WHAT IS NEEDED
Skip the pictures and extract all of the lines exactly as written.
═══ ENTRIES PROVIDED
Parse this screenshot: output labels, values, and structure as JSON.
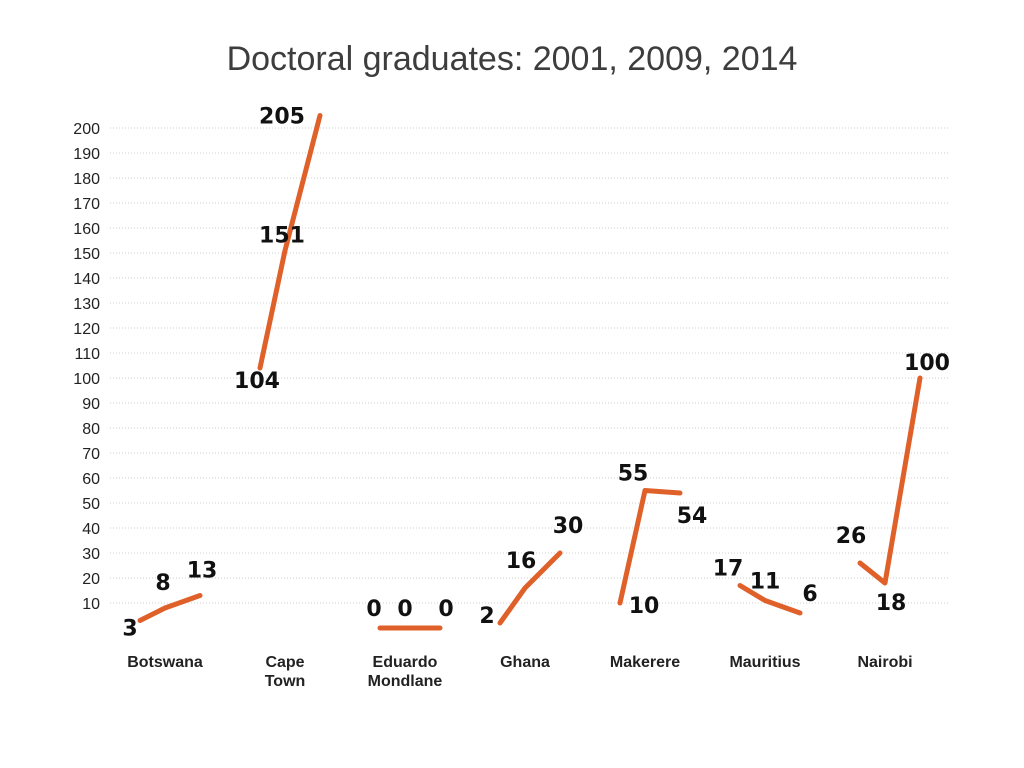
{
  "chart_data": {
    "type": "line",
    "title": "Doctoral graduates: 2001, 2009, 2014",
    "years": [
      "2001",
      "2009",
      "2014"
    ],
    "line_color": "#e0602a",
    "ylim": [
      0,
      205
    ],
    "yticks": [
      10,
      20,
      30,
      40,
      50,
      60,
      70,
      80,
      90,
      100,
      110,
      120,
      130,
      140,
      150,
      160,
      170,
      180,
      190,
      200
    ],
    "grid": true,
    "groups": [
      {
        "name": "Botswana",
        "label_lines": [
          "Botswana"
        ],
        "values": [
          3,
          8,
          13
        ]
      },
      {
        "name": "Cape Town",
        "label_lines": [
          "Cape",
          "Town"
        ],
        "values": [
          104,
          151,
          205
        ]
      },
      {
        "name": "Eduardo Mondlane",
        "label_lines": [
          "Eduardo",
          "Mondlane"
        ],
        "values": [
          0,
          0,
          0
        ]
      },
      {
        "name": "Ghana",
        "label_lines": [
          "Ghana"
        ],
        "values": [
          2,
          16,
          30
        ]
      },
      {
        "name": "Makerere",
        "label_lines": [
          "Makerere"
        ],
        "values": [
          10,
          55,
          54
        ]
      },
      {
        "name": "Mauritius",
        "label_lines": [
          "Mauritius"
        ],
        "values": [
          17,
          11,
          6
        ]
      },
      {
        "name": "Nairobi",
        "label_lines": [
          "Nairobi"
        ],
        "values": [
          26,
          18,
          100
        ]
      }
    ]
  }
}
══════
RESPONSE TO THIS TASK
Parse this screenshot: output labels, values, and structure as JSON.
{
  "chart_data": {
    "type": "line",
    "title": "Doctoral graduates: 2001, 2009, 2014",
    "years": [
      "2001",
      "2009",
      "2014"
    ],
    "line_color": "#e0602a",
    "ylim": [
      0,
      205
    ],
    "yticks": [
      10,
      20,
      30,
      40,
      50,
      60,
      70,
      80,
      90,
      100,
      110,
      120,
      130,
      140,
      150,
      160,
      170,
      180,
      190,
      200
    ],
    "grid": true,
    "groups": [
      {
        "name": "Botswana",
        "label_lines": [
          "Botswana"
        ],
        "values": [
          3,
          8,
          13
        ]
      },
      {
        "name": "Cape Town",
        "label_lines": [
          "Cape",
          "Town"
        ],
        "values": [
          104,
          151,
          205
        ]
      },
      {
        "name": "Eduardo Mondlane",
        "label_lines": [
          "Eduardo",
          "Mondlane"
        ],
        "values": [
          0,
          0,
          0
        ]
      },
      {
        "name": "Ghana",
        "label_lines": [
          "Ghana"
        ],
        "values": [
          2,
          16,
          30
        ]
      },
      {
        "name": "Makerere",
        "label_lines": [
          "Makerere"
        ],
        "values": [
          10,
          55,
          54
        ]
      },
      {
        "name": "Mauritius",
        "label_lines": [
          "Mauritius"
        ],
        "values": [
          17,
          11,
          6
        ]
      },
      {
        "name": "Nairobi",
        "label_lines": [
          "Nairobi"
        ],
        "values": [
          26,
          18,
          100
        ]
      }
    ]
  }
}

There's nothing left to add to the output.